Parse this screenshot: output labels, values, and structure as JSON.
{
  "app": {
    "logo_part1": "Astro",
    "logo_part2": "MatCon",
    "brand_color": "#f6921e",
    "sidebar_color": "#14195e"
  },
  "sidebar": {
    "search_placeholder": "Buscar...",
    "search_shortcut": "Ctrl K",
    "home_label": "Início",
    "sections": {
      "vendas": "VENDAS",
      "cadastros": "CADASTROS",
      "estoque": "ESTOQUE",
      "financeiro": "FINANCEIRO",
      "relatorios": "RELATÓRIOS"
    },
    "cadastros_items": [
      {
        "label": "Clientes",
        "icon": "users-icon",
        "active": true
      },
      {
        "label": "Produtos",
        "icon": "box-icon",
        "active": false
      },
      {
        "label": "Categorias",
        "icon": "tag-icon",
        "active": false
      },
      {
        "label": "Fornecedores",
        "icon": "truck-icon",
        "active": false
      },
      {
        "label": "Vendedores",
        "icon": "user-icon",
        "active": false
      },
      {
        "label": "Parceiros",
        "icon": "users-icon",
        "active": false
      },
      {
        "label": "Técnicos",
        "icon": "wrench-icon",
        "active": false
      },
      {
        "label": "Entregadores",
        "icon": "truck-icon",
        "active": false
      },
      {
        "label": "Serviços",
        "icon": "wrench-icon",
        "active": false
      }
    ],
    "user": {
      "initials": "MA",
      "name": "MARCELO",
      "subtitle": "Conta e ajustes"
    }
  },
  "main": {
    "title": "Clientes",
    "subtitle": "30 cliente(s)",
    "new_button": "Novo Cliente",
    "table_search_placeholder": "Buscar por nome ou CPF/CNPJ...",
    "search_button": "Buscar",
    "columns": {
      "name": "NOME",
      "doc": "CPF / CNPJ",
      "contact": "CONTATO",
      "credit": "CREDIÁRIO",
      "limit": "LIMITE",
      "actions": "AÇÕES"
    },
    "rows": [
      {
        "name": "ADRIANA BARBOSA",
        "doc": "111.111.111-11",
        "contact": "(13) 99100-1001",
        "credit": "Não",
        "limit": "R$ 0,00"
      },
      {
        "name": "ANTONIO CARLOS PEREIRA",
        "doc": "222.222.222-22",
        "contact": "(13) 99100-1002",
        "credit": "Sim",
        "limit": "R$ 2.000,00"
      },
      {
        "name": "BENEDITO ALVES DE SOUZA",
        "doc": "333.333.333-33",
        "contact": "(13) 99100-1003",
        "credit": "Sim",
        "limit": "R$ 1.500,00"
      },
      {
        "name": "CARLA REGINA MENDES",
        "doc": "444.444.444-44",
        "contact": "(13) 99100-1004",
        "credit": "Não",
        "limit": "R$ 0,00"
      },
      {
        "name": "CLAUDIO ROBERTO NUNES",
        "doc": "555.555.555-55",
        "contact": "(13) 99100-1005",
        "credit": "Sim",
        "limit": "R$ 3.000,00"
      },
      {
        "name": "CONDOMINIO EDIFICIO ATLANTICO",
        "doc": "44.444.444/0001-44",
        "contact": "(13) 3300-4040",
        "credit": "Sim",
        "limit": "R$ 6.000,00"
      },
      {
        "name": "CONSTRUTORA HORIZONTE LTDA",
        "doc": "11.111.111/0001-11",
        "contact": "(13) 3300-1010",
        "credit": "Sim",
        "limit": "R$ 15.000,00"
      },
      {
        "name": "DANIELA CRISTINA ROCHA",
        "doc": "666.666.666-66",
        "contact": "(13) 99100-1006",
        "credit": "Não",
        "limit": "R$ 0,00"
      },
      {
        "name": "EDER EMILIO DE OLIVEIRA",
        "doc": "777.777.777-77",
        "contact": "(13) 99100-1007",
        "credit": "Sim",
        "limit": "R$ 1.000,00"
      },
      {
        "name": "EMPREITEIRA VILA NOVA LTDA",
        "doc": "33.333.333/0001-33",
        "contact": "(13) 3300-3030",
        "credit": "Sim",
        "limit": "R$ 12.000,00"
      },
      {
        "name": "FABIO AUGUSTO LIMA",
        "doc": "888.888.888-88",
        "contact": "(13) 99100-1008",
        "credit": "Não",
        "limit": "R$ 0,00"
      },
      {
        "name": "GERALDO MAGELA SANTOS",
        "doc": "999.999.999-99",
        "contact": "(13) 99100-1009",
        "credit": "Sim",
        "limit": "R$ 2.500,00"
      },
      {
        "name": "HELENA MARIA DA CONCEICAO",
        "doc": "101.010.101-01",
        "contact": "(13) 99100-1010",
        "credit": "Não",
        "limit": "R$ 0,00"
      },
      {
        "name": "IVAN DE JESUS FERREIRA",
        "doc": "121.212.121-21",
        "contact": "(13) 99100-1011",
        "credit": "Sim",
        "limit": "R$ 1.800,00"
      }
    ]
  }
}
• • • • • • •
Exercise goal
Give back the whole listing exactly as it reads.

Solution
Parse this screenshot: output labels, values, and structure as JSON.
{
  "app": {
    "logo_part1": "Astro",
    "logo_part2": "MatCon",
    "brand_color": "#f6921e",
    "sidebar_color": "#14195e"
  },
  "sidebar": {
    "search_placeholder": "Buscar...",
    "search_shortcut": "Ctrl K",
    "home_label": "Início",
    "sections": {
      "vendas": "VENDAS",
      "cadastros": "CADASTROS",
      "estoque": "ESTOQUE",
      "financeiro": "FINANCEIRO",
      "relatorios": "RELATÓRIOS"
    },
    "cadastros_items": [
      {
        "label": "Clientes",
        "icon": "users-icon",
        "active": true
      },
      {
        "label": "Produtos",
        "icon": "box-icon",
        "active": false
      },
      {
        "label": "Categorias",
        "icon": "tag-icon",
        "active": false
      },
      {
        "label": "Fornecedores",
        "icon": "truck-icon",
        "active": false
      },
      {
        "label": "Vendedores",
        "icon": "user-icon",
        "active": false
      },
      {
        "label": "Parceiros",
        "icon": "users-icon",
        "active": false
      },
      {
        "label": "Técnicos",
        "icon": "wrench-icon",
        "active": false
      },
      {
        "label": "Entregadores",
        "icon": "truck-icon",
        "active": false
      },
      {
        "label": "Serviços",
        "icon": "wrench-icon",
        "active": false
      }
    ],
    "user": {
      "initials": "MA",
      "name": "MARCELO",
      "subtitle": "Conta e ajustes"
    }
  },
  "main": {
    "title": "Clientes",
    "subtitle": "30 cliente(s)",
    "new_button": "Novo Cliente",
    "table_search_placeholder": "Buscar por nome ou CPF/CNPJ...",
    "search_button": "Buscar",
    "columns": {
      "name": "NOME",
      "doc": "CPF / CNPJ",
      "contact": "CONTATO",
      "credit": "CREDIÁRIO",
      "limit": "LIMITE",
      "actions": "AÇÕES"
    },
    "rows": [
      {
        "name": "ADRIANA BARBOSA",
        "doc": "111.111.111-11",
        "contact": "(13) 99100-1001",
        "credit": "Não",
        "limit": "R$ 0,00"
      },
      {
        "name": "ANTONIO CARLOS PEREIRA",
        "doc": "222.222.222-22",
        "contact": "(13) 99100-1002",
        "credit": "Sim",
        "limit": "R$ 2.000,00"
      },
      {
        "name": "BENEDITO ALVES DE SOUZA",
        "doc": "333.333.333-33",
        "contact": "(13) 99100-1003",
        "credit": "Sim",
        "limit": "R$ 1.500,00"
      },
      {
        "name": "CARLA REGINA MENDES",
        "doc": "444.444.444-44",
        "contact": "(13) 99100-1004",
        "credit": "Não",
        "limit": "R$ 0,00"
      },
      {
        "name": "CLAUDIO ROBERTO NUNES",
        "doc": "555.555.555-55",
        "contact": "(13) 99100-1005",
        "credit": "Sim",
        "limit": "R$ 3.000,00"
      },
      {
        "name": "CONDOMINIO EDIFICIO ATLANTICO",
        "doc": "44.444.444/0001-44",
        "contact": "(13) 3300-4040",
        "credit": "Sim",
        "limit": "R$ 6.000,00"
      },
      {
        "name": "CONSTRUTORA HORIZONTE LTDA",
        "doc": "11.111.111/0001-11",
        "contact": "(13) 3300-1010",
        "credit": "Sim",
        "limit": "R$ 15.000,00"
      },
      {
        "name": "DANIELA CRISTINA ROCHA",
        "doc": "666.666.666-66",
        "contact": "(13) 99100-1006",
        "credit": "Não",
        "limit": "R$ 0,00"
      },
      {
        "name": "EDER EMILIO DE OLIVEIRA",
        "doc": "777.777.777-77",
        "contact": "(13) 99100-1007",
        "credit": "Sim",
        "limit": "R$ 1.000,00"
      },
      {
        "name": "EMPREITEIRA VILA NOVA LTDA",
        "doc": "33.333.333/0001-33",
        "contact": "(13) 3300-3030",
        "credit": "Sim",
        "limit": "R$ 12.000,00"
      },
      {
        "name": "FABIO AUGUSTO LIMA",
        "doc": "888.888.888-88",
        "contact": "(13) 99100-1008",
        "credit": "Não",
        "limit": "R$ 0,00"
      },
      {
        "name": "GERALDO MAGELA SANTOS",
        "doc": "999.999.999-99",
        "contact": "(13) 99100-1009",
        "credit": "Sim",
        "limit": "R$ 2.500,00"
      },
      {
        "name": "HELENA MARIA DA CONCEICAO",
        "doc": "101.010.101-01",
        "contact": "(13) 99100-1010",
        "credit": "Não",
        "limit": "R$ 0,00"
      },
      {
        "name": "IVAN DE JESUS FERREIRA",
        "doc": "121.212.121-21",
        "contact": "(13) 99100-1011",
        "credit": "Sim",
        "limit": "R$ 1.800,00"
      }
    ]
  }
}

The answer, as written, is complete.